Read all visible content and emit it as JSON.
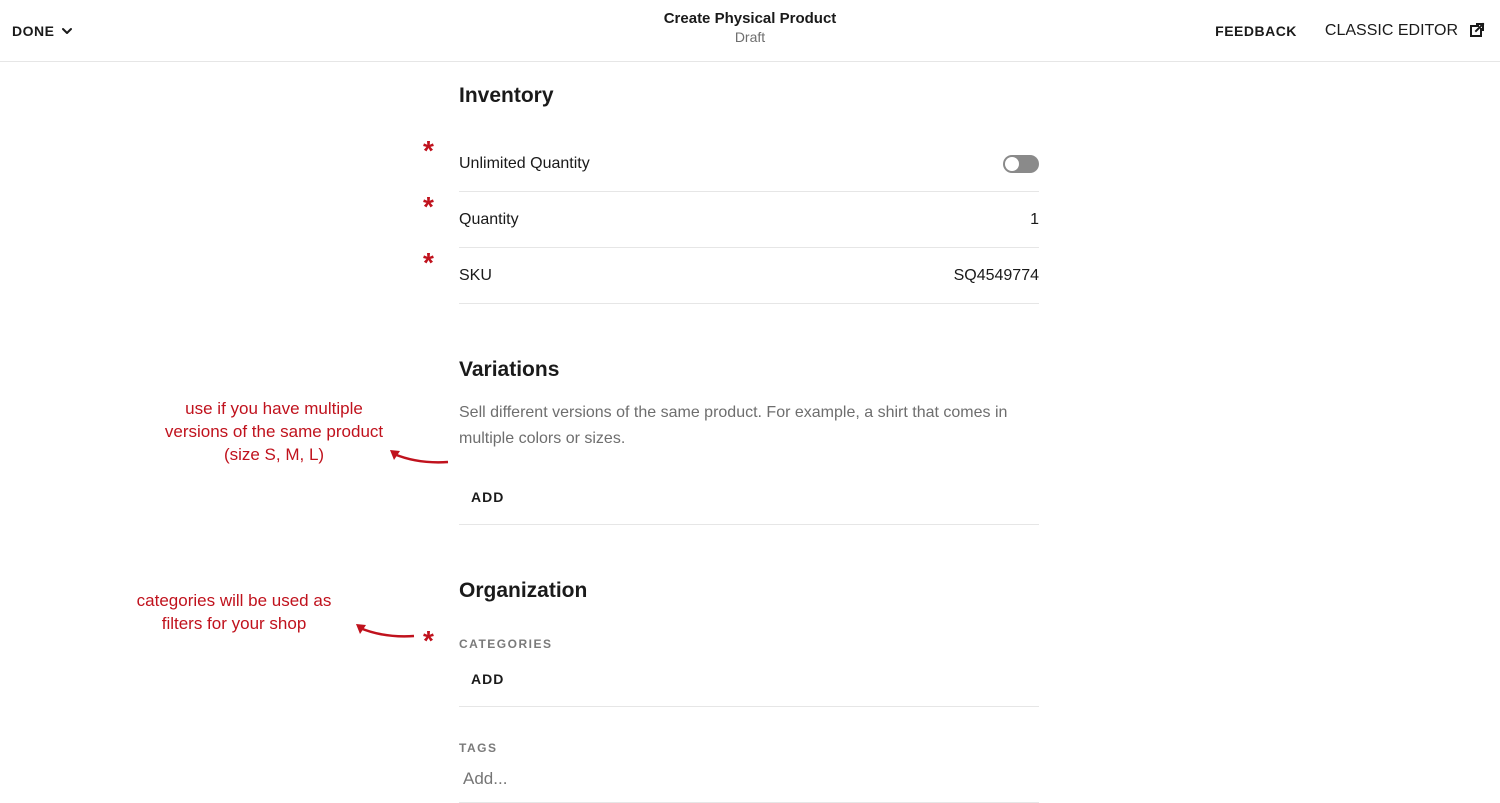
{
  "header": {
    "done_label": "DONE",
    "title": "Create Physical Product",
    "status": "Draft",
    "feedback_label": "FEEDBACK",
    "classic_editor_label": "CLASSIC EDITOR"
  },
  "inventory": {
    "title": "Inventory",
    "unlimited_label": "Unlimited Quantity",
    "unlimited_on": false,
    "quantity_label": "Quantity",
    "quantity_value": "1",
    "sku_label": "SKU",
    "sku_value": "SQ4549774"
  },
  "variations": {
    "title": "Variations",
    "description": "Sell different versions of the same product. For example, a shirt that comes in multiple colors or sizes.",
    "add_label": "ADD"
  },
  "organization": {
    "title": "Organization",
    "categories_label": "CATEGORIES",
    "categories_add_label": "ADD",
    "tags_label": "TAGS",
    "tags_placeholder": "Add..."
  },
  "annotations": {
    "variations_note": "use if you have multiple versions of the same product (size S, M, L)",
    "categories_note": "categories will be used as filters for your shop"
  },
  "colors": {
    "accent": "#c0121d"
  }
}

#### THE EXERCISE
Scan the entries above for the word "multiple" and collect each line holding it.

#### SOLUTION BELOW
    "description": "Sell different versions of the same product. For example, a shirt that comes in multiple colors or sizes.",
    "variations_note": "use if you have multiple versions of the same product (size S, M, L)",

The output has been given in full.